## Brief
Which lines hold the word "реабилитации"? Copy each of them.

## Information given
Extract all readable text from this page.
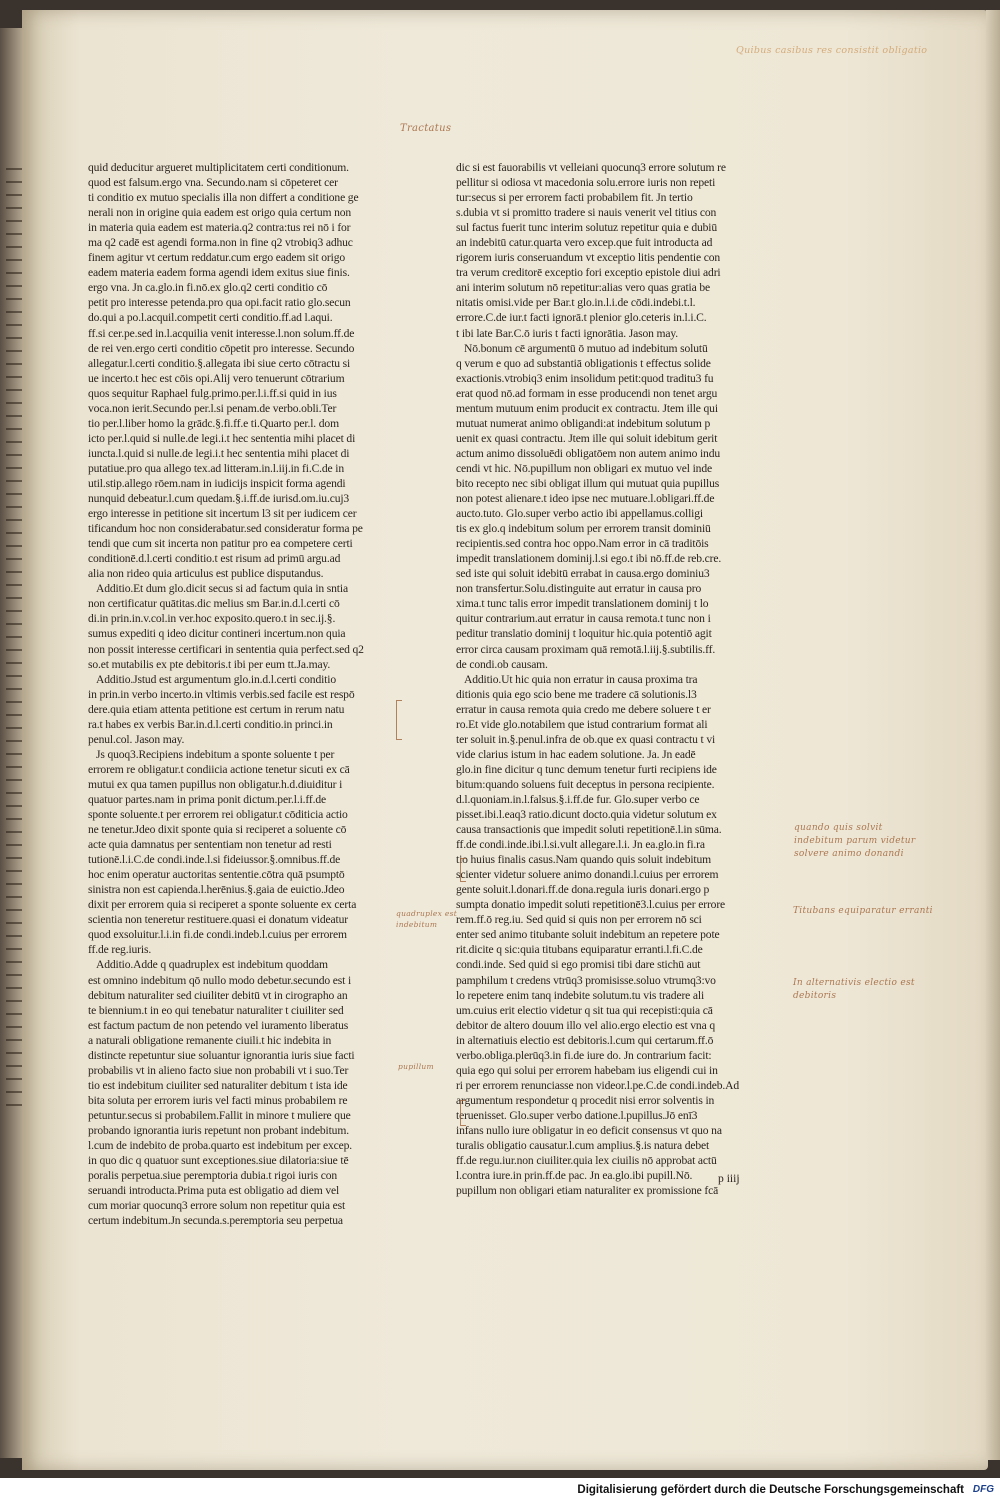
Quibus casibus res consistit obligatio
Tractatus

quid deducitur argueret multiplicitatem certi conditionum.

quod est falsum.ergo vna. Secundo.nam si cōpeteret cer

ti conditio ex mutuo specialis illa non differt a conditione ge

nerali non in origine quia eadem est origo quia certum non

in materia quia eadem est materia.q2 contra:tus rei nō i for

ma q2 cadē est agendi forma.non in fine q2 vtrobiq3 adhuc

finem agitur vt certum reddatur.cum ergo eadem sit origo

eadem materia eadem forma agendi idem exitus siue finis.

ergo vna. Jn ca.glo.in fi.nō.ex glo.q2 certi conditio cō

petit pro interesse petenda.pro qua opi.facit ratio glo.secun

do.qui a po.l.acquil.competit certi conditio.ff.ad l.aqui.

ff.si cer.pe.sed in.l.acquilia venit interesse.l.non solum.ff.de

de rei ven.ergo certi conditio cōpetit pro interesse. Secundo

allegatur.l.certi conditio.§.allegata ibi siue certo cōtractu si

ue incerto.t hec est cōis opi.Alij vero tenuerunt cōtrarium

quos sequitur Raphael fulg.primo.per.l.i.ff.si quid in ius

voca.non ierit.Secundo per.l.si penam.de verbo.obli.Ter

tio per.l.liber homo la grādc.§.fi.ff.e ti.Quarto per.l. dom

icto per.l.quid si nulle.de legi.i.t hec sententia mihi placet di

iuncta.l.quid si nulle.de legi.i.t hec sententia mihi placet di

putatiue.pro qua allego tex.ad litteram.in.l.iij.in fi.C.de in

util.stip.allego rōem.nam in iudicijs inspicit forma agendi

nunquid debeatur.l.cum quedam.§.i.ff.de iurisd.om.iu.cuj3

ergo interesse in petitione sit incertum l3 sit per iudicem cer

tificandum hoc non considerabatur.sed consideratur forma pe

tendi que cum sit incerta non patitur pro ea competere certi

conditionē.d.l.certi conditio.t est risum ad primū argu.ad

alia non rideo quia articulus est publice disputandus.

Additio.Et dum glo.dicit secus si ad factum quia in sntia

non certificatur quātitas.dic melius sm Bar.in.d.l.certi cō

di.in prin.in.v.col.in ver.hoc exposito.quero.t in sec.ij.§.

sumus expediti q ideo dicitur contineri incertum.non quia

non possit interesse certificari in sententia quia perfect.sed q2

so.et mutabilis ex pte debitoris.t ibi per eum tt.Ja.may.

Additio.Jstud est argumentum glo.in.d.l.certi conditio

in prin.in verbo incerto.in vltimis verbis.sed facile est respō

dere.quia etiam attenta petitione est certum in rerum natu

ra.t habes ex verbis Bar.in.d.l.certi conditio.in princi.in

penul.col. Jason may.

Js quoq3.Recipiens indebitum a sponte soluente t per

errorem re obligatur.t condiicia actione tenetur sicuti ex cā

mutui ex qua tamen pupillus non obligatur.h.d.diuiditur i

quatuor partes.nam in prima ponit dictum.per.l.i.ff.de

sponte soluente.t per errorem rei obligatur.t cōditicia actio

ne tenetur.Jdeo dixit sponte quia si reciperet a soluente cō

acte quia damnatus per sententiam non tenetur ad resti

tutionē.l.i.C.de condi.inde.l.si fideiussor.§.omnibus.ff.de

hoc enim operatur auctoritas sententie.cōtra quā psumptō

sinistra non est capienda.l.herēnius.§.gaia de euictio.Jdeo

dixit per errorem quia si reciperet a sponte soluente ex certa

scientia non teneretur restituere.quasi ei donatum videatur

quod exsoluitur.l.i.in fi.de condi.indeb.l.cuius per errorem

ff.de reg.iuris.

Additio.Adde q quadruplex est indebitum quoddam

est omnino indebitum qō nullo modo debetur.secundo est i

debitum naturaliter sed ciuiliter debitū vt in cirographo an

te biennium.t in eo qui tenebatur naturaliter t ciuiliter sed

est factum pactum de non petendo vel iuramento liberatus

a naturali obligatione remanente ciuili.t hic indebita in

distincte repetuntur siue soluantur ignorantia iuris siue facti

probabilis vt in alieno facto siue non probabili vt i suo.Ter

tio est indebitum ciuiliter sed naturaliter debitum t ista ide

bita soluta per errorem iuris vel facti minus probabilem re

petuntur.secus si probabilem.Fallit in minore t muliere que

probando ignorantia iuris repetunt non probant indebitum.

l.cum de indebito de proba.quarto est indebitum per excep.

in quo dic q quatuor sunt exceptiones.siue dilatoria:siue tē

poralis perpetua.siue peremptoria dubia.t rigoi iuris con

seruandi introducta.Prima puta est obligatio ad diem vel

cum moriar quocunq3 errore solum non repetitur quia est

certum indebitum.Jn secunda.s.peremptoria seu perpetua

dic si est fauorabilis vt velleiani quocunq3 errore solutum re

pellitur si odiosa vt macedonia solu.errore iuris non repeti

tur:secus si per errorem facti probabilem fit. Jn tertio

s.dubia vt si promitto tradere si nauis venerit vel titius con

sul factus fuerit tunc interim solutuz repetitur quia e dubiū

an indebitū catur.quarta vero excep.que fuit introducta ad

rigorem iuris conseruandum vt exceptio litis pendentie con

tra verum creditorē exceptio fori exceptio epistole diui adri

ani interim solutum nō repetitur:alias vero quas gratia be

nitatis omisi.vide per Bar.t glo.in.l.i.de cōdi.indebi.t.l.

errore.C.de iur.t facti ignorā.t plenior glo.ceteris in.l.i.C.

t ibi late Bar.C.ō iuris t facti ignorātia. Jason may.

Nō.bonum cē argumentū ō mutuo ad indebitum solutū

q verum e quo ad substantiā obligationis t effectus solide

exactionis.vtrobiq3 enim insolidum petit:quod traditu3 fu

erat quod nō.ad formam in esse producendi non tenet argu

mentum mutuum enim producit ex contractu. Jtem ille qui

mutuat numerat animo obligandi:at indebitum solutum p

uenit ex quasi contractu. Jtem ille qui soluit idebitum gerit

actum animo dissoluēdi obligatōem non autem animo indu

cendi vt hic. Nō.pupillum non obligari ex mutuo vel inde

bito recepto nec sibi obligat illum qui mutuat quia pupillus

non potest alienare.t ideo ipse nec mutuare.l.obligari.ff.de

aucto.tuto. Glo.super verbo actio ibi appellamus.colligi

tis ex glo.q indebitum solum per errorem transit dominiū

recipientis.sed contra hoc oppo.Nam error in cā traditōis

impedit translationem dominij.l.si ego.t ibi nō.ff.de reb.cre.

sed iste qui soluit idebitū errabat in causa.ergo dominiu3

non transfertur.Solu.distinguite aut erratur in causa pro

xima.t tunc talis error impedit translationem dominij t lo

quitur contrarium.aut erratur in causa remota.t tunc non i

peditur translatio dominij t loquitur hic.quia potentiō agit

error circa causam proximam quā remotā.l.iij.§.subtilis.ff.

de condi.ob causam.

Additio.Ut hic quia non erratur in causa proxima tra

ditionis quia ego scio bene me tradere cā solutionis.l3

erratur in causa remota quia credo me debere soluere t er

ro.Et vide glo.notabilem que istud contrarium format ali

ter soluit in.§.penul.infra de ob.que ex quasi contractu t vi

vide clarius istum in hac eadem solutione. Ja. Jn eadē

glo.in fine dicitur q tunc demum tenetur furti recipiens ide

bitum:quando soluens fuit deceptus in persona recipiente.

d.l.quoniam.in.l.falsus.§.i.ff.de fur. Glo.super verbo ce

pisset.ibi.l.eaq3 ratio.dicunt docto.quia videtur solutum ex

causa transactionis que impedit soluti repetitionē.l.in sūma.

ff.de condi.inde.ibi.l.si.vult allegare.l.i. Jn ea.glo.in fi.ra

tio huius finalis casus.Nam quando quis soluit indebitum

scienter videtur soluere animo donandi.l.cuius per errorem

gente soluit.l.donari.ff.de dona.regula iuris donari.ergo p

sumpta donatio impedit soluti repetitionē3.l.cuius per errore

rem.ff.ō reg.iu. Sed quid si quis non per errorem nō sci

enter sed animo titubante soluit indebitum an repetere pote

rit.dicite q sic:quia titubans equiparatur erranti.l.fi.C.de

condi.inde. Sed quid si ego promisi tibi dare stichū aut

pamphilum t credens vtrūq3 promisisse.soluo vtrumq3:vo

lo repetere enim tanq indebite solutum.tu vis tradere ali

um.cuius erit electio videtur q sit tua qui recepisti:quia cā

debitor de altero douum illo vel alio.ergo electio est vna q

in alternatiuis electio est debitoris.l.cum qui certarum.ff.ō

verbo.obliga.plerūq3.in fi.de iure do. Jn contrarium facit:

quia ego qui solui per errorem habebam ius eligendi cui in

ri per errorem renunciasse non videor.l.pe.C.de condi.indeb.Ad

argumentum respondetur q procedit nisi error solventis in

teruenisset. Glo.super verbo datione.l.pupillus.Jō enī3

infans nullo iure obligatur in eo deficit consensus vt quo na

turalis obligatio causatur.l.cum amplius.§.is natura debet

ff.de regu.iur.non ciuiliter.quia lex ciuilis nō approbat actū

l.contra iure.in prin.ff.de pac. Jn ea.glo.ibi pupill.Nō.

pupillum non obligari etiam naturaliter ex promissione fcā

quando quis solvit indebitum parum videtur solvere animo donandi
Titubans equiparatur erranti
In alternativis electio est debitoris
quadruplex est indebitum
pupillum
p iiij
Digitalisierung gefördert durch die Deutsche Forschungsgemeinschaft DFG
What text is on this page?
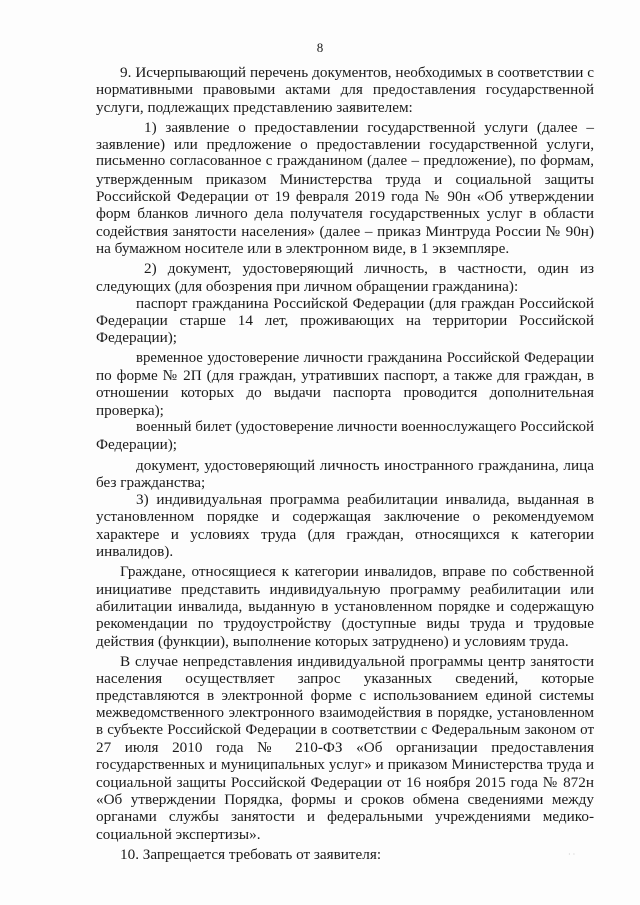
8
9. Исчерпывающий перечень документов, необходимых в соответствии с
нормативными правовыми актами для предоставления государственной
услуги, подлежащих представлению заявителем:
1) заявление о предоставлении государственной услуги (далее –
заявление) или предложение о предоставлении государственной услуги,
письменно согласованное с гражданином (далее – предложение), по формам,
утвержденным приказом Министерства труда и социальной защиты
Российской Федерации от 19 февраля 2019 года № 90н «Об утверждении
форм бланков личного дела получателя государственных услуг в области
содействия занятости населения» (далее – приказ Минтруда России № 90н)
на бумажном носителе или в электронном виде, в 1 экземпляре.
2) документ, удостоверяющий личность, в частности, один из
следующих (для обозрения при личном обращении гражданина):
паспорт гражданина Российской Федерации (для граждан Российской
Федерации старше 14 лет, проживающих на территории Российской
Федерации);
временное удостоверение личности гражданина Российской Федерации
по форме № 2П (для граждан, утративших паспорт, а также для граждан, в
отношении которых до выдачи паспорта проводится дополнительная
проверка);
военный билет (удостоверение личности военнослужащего Российской
Федерации);
документ, удостоверяющий личность иностранного гражданина, лица
без гражданства;
3) индивидуальная программа реабилитации инвалида, выданная в
установленном порядке и содержащая заключение о рекомендуемом
характере и условиях труда (для граждан, относящихся к категории
инвалидов).
Граждане, относящиеся к категории инвалидов, вправе по собственной
инициативе представить индивидуальную программу реабилитации или
абилитации инвалида, выданную в установленном порядке и содержащую
рекомендации по трудоустройству (доступные виды труда и трудовые
действия (функции), выполнение которых затруднено) и условиям труда.
В случае непредставления индивидуальной программы центр занятости
населения осуществляет запрос указанных сведений, которые
представляются в электронной форме с использованием единой системы
межведомственного электронного взаимодействия в порядке, установленном
в субъекте Российской Федерации в соответствии с Федеральным законом от
27 июля 2010 года № 210-ФЗ «Об организации предоставления
государственных и муниципальных услуг» и приказом Министерства труда и
социальной защиты Российской Федерации от 16 ноября 2015 года № 872н
«Об утверждении Порядка, формы и сроков обмена сведениями между
органами службы занятости и федеральными учреждениями медико-
социальной экспертизы».
10. Запрещается требовать от заявителя:	· ·
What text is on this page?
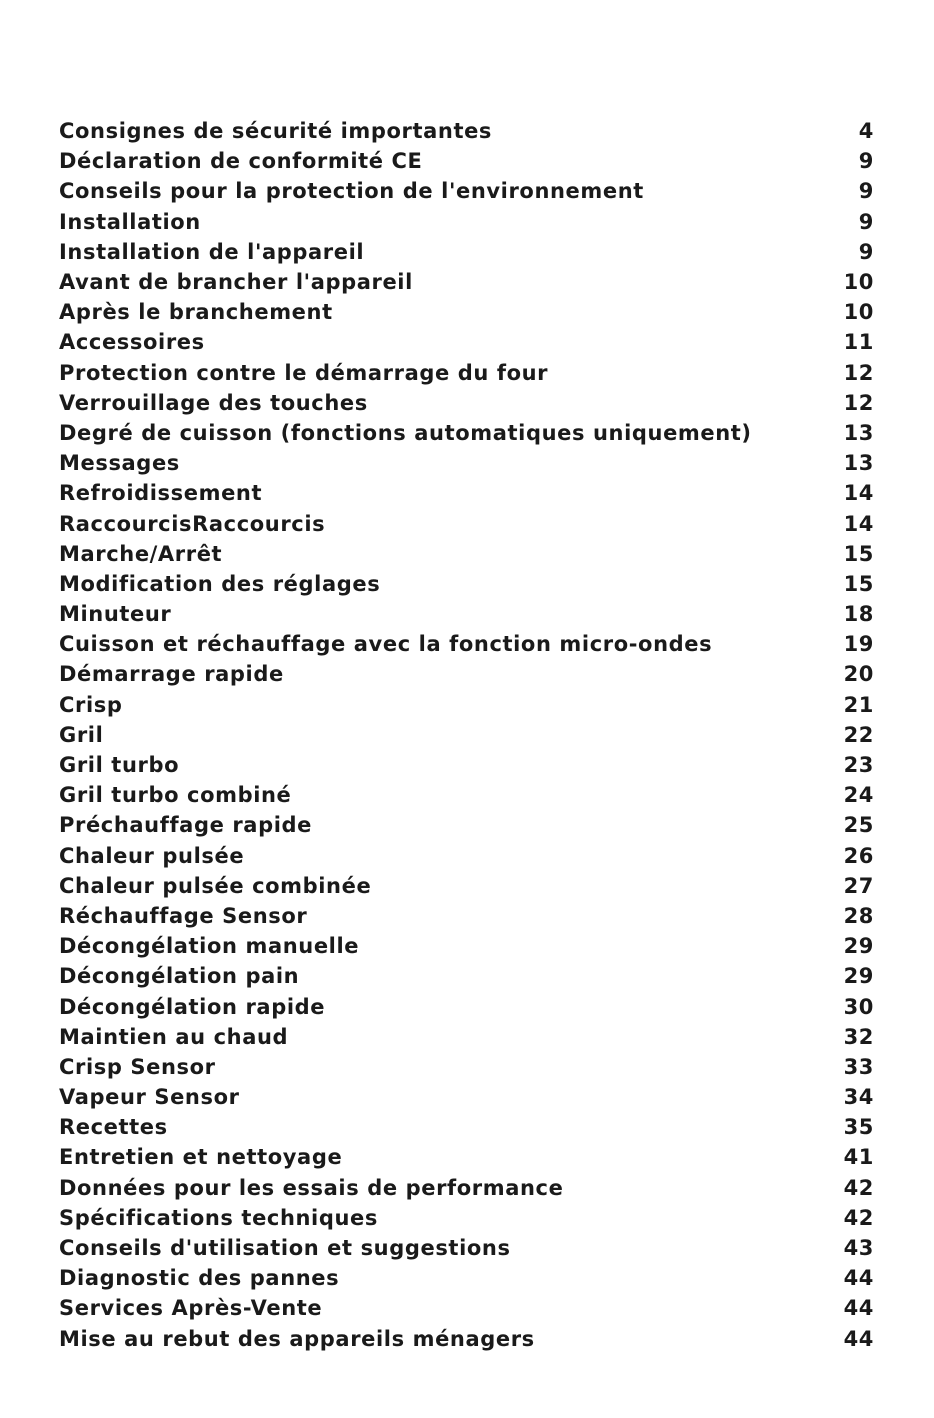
Consignes de sécurité importantes	4
Déclaration de conformité CE	9
Conseils pour la protection de l'environnement	9
Installation	9
Installation de l'appareil	9
Avant de brancher l'appareil	10
Après le branchement	10
Accessoires	11
Protection contre le démarrage du four	12
Verrouillage des touches	12
Degré de cuisson (fonctions automatiques uniquement)	13
Messages	13
Refroidissement	14
RaccourcisRaccourcis	14
Marche/Arrêt	15
Modification des réglages	15
Minuteur	18
Cuisson et réchauffage avec la fonction micro-ondes	19
Démarrage rapide	20
Crisp	21
Gril	22
Gril turbo	23
Gril turbo combiné	24
Préchauffage rapide	25
Chaleur pulsée	26
Chaleur pulsée combinée	27
Réchauffage Sensor	28
Décongélation manuelle	29
Décongélation pain	29
Décongélation rapide	30
Maintien au chaud	32
Crisp Sensor	33
Vapeur Sensor	34
Recettes	35
Entretien et nettoyage	41
Données pour les essais de performance	42
Spécifications techniques	42
Conseils d'utilisation et suggestions	43
Diagnostic des pannes	44
Services Après-Vente	44
Mise au rebut des appareils ménagers	44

## Output of the exercise
3) индивидуальная программа реабилитации инвалида, выданная в
инициативе представить индивидуальную программу реабилитации или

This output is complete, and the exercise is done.